■ EXTRACTED DATA ■
───
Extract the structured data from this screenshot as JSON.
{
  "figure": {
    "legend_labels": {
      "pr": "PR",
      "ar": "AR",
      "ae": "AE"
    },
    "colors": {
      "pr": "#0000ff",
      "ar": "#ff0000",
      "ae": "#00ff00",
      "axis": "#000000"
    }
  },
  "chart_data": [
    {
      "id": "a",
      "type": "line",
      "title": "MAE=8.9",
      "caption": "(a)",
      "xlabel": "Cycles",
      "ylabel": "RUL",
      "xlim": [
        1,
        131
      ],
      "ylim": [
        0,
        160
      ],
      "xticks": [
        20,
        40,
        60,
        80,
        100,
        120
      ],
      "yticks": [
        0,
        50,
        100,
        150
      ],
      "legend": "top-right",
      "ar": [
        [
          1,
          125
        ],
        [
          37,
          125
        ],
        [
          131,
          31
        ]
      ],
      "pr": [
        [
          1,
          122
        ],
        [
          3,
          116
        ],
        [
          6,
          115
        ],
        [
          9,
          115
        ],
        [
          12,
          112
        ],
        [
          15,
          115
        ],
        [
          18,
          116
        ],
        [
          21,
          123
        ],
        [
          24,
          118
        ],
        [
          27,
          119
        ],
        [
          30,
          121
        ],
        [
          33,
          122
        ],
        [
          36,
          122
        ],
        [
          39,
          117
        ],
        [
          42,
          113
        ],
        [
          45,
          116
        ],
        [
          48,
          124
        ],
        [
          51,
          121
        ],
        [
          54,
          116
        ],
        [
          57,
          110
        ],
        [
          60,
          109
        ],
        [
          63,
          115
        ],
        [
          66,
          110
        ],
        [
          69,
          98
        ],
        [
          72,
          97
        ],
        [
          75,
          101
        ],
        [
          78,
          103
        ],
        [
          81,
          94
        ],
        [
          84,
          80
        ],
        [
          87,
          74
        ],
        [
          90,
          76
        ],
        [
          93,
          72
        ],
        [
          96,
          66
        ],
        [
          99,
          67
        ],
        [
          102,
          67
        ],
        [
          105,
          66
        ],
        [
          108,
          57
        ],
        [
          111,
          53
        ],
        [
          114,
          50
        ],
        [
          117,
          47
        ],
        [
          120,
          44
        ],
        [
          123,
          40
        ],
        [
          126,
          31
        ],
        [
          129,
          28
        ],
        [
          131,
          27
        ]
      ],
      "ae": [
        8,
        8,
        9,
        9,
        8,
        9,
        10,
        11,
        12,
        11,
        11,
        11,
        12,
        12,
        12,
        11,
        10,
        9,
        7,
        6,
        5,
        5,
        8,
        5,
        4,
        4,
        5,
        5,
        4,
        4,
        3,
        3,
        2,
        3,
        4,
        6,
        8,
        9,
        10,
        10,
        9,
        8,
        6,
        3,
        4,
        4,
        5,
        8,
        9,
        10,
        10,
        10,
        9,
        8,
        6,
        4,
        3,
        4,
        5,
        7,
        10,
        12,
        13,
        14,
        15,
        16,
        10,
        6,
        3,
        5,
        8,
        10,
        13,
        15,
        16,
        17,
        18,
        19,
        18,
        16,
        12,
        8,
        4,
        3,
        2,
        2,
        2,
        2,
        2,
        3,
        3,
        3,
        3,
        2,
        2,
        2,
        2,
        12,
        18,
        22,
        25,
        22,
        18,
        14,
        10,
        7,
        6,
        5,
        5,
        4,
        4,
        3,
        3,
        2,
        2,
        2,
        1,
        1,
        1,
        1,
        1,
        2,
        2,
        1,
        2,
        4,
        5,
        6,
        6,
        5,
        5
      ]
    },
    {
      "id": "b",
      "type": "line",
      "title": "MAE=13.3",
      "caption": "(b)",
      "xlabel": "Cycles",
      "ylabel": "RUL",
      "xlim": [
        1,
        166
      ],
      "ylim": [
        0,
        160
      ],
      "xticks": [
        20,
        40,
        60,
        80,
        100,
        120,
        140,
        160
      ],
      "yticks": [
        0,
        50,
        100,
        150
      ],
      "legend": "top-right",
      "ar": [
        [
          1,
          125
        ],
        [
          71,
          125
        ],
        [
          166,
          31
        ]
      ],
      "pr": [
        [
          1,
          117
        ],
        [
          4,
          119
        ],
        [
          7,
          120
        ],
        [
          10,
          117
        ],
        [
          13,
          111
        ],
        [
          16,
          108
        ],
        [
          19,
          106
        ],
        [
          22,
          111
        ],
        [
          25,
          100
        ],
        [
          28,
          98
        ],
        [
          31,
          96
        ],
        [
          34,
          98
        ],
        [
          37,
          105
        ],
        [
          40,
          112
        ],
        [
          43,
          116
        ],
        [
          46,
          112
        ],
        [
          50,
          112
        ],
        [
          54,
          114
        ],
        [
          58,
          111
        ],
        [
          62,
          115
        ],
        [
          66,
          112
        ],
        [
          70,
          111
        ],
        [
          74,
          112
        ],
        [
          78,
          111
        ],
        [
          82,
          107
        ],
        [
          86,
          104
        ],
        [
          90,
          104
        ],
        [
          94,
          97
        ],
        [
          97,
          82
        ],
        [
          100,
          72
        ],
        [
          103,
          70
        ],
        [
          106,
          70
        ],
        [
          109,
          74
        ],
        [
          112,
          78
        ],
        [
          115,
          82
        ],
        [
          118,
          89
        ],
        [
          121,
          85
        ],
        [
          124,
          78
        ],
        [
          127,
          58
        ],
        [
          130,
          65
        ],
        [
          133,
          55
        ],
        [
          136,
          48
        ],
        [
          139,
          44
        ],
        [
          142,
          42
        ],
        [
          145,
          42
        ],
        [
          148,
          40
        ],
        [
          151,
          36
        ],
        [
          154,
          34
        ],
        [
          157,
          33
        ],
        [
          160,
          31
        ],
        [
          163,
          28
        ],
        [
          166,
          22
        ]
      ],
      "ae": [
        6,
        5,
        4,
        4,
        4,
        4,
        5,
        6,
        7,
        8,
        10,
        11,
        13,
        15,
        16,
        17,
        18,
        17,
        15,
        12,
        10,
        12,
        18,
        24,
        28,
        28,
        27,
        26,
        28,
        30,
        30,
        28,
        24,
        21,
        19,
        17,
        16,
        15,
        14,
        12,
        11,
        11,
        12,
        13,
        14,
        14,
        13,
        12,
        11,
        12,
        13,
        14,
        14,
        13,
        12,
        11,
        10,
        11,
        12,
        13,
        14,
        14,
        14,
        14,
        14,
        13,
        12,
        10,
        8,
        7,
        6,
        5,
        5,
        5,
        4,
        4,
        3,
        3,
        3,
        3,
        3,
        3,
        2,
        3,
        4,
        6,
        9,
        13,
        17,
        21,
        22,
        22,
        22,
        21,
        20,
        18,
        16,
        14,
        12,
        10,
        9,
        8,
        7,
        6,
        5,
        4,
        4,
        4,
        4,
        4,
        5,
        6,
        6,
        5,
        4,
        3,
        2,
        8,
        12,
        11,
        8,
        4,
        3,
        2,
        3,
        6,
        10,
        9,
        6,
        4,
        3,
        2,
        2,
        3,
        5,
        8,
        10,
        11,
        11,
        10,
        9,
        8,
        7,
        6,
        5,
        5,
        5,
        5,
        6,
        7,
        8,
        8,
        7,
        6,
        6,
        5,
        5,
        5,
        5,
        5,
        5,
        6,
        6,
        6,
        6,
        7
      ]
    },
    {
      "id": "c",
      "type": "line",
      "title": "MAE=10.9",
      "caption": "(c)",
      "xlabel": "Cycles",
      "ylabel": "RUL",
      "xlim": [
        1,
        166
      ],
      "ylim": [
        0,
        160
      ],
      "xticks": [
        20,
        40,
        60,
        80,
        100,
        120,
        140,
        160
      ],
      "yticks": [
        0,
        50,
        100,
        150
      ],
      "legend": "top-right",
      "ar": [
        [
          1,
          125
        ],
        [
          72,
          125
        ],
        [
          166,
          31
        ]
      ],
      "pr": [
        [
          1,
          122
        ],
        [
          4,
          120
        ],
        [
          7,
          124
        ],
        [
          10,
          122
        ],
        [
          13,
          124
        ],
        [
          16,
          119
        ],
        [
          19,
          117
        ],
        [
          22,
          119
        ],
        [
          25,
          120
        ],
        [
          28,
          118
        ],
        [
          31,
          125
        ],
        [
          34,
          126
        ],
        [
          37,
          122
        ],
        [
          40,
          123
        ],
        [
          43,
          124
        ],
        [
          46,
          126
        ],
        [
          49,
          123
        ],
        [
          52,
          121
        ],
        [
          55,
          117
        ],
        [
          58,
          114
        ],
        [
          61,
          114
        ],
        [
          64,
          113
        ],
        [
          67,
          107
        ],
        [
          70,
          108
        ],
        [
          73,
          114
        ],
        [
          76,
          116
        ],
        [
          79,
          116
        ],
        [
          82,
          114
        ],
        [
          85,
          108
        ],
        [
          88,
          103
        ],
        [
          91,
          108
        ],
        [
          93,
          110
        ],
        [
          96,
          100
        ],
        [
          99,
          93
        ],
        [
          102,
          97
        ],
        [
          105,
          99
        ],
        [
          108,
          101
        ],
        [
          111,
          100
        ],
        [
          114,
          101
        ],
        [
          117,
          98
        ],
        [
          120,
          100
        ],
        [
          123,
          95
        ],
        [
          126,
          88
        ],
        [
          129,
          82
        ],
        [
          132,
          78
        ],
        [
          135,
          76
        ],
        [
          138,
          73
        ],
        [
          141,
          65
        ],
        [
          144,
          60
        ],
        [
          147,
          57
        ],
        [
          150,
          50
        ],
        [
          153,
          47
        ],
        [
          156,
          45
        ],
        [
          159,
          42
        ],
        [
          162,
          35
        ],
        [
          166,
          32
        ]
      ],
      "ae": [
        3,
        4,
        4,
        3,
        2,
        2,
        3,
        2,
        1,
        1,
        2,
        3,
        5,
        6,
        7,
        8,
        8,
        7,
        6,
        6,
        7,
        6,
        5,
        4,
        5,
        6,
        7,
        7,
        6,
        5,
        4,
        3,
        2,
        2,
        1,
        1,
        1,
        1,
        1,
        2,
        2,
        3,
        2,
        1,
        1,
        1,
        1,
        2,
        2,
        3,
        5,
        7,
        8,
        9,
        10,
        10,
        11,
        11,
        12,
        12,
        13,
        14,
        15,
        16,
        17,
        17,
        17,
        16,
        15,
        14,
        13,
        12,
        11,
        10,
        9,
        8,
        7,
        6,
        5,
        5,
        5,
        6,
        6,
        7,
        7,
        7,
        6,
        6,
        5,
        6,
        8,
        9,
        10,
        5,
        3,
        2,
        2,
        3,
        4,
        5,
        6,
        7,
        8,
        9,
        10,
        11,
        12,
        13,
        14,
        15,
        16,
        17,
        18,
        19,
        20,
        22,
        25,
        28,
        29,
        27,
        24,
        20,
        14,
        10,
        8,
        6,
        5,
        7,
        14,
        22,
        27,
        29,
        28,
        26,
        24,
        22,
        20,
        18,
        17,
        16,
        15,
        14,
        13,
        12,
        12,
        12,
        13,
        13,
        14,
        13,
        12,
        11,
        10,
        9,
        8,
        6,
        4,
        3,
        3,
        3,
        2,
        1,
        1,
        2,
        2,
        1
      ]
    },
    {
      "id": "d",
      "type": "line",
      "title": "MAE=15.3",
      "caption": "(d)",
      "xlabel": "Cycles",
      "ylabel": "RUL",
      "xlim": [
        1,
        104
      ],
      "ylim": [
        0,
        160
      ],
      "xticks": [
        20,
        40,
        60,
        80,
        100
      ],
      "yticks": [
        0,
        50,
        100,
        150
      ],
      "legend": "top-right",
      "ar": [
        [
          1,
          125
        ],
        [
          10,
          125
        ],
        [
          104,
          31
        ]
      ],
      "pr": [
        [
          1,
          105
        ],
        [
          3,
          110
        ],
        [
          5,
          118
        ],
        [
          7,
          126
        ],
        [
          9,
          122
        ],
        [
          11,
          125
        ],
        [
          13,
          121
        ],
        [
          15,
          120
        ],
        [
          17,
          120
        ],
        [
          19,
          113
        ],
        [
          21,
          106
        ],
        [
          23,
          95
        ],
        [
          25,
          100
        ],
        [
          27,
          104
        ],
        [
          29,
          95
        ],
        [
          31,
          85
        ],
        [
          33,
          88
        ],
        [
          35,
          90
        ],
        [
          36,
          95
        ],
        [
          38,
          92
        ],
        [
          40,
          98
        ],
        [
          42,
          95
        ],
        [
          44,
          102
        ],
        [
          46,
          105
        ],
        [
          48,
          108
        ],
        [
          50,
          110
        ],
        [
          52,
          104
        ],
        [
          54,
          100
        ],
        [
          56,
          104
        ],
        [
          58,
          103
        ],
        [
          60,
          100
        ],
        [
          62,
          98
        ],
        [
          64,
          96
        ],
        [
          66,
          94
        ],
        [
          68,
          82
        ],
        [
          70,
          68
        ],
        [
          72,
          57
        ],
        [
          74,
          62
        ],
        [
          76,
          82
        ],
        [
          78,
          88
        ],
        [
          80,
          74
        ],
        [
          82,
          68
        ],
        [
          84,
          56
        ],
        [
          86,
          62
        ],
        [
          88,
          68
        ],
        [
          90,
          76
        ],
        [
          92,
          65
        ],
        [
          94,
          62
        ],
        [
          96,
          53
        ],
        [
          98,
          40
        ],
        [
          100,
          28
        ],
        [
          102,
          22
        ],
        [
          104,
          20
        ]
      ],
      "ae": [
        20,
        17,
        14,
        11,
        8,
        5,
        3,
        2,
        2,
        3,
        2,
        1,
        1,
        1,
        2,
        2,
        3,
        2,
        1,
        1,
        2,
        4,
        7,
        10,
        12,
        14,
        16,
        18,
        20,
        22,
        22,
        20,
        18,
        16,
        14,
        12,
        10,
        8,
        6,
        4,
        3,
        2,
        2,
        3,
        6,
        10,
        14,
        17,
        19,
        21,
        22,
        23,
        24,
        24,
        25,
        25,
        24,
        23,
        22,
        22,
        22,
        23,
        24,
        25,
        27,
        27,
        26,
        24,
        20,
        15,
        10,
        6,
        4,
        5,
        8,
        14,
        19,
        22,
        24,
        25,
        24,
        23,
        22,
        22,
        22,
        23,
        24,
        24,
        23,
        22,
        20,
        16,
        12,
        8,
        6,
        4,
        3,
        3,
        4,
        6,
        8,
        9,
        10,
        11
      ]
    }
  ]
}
───
■ WRITTEN TASK ■
How many of the listing's lines contain "caption"? Respond with a single number and nothing else.

■ ANSWER TO THIS PROBLEM ■
4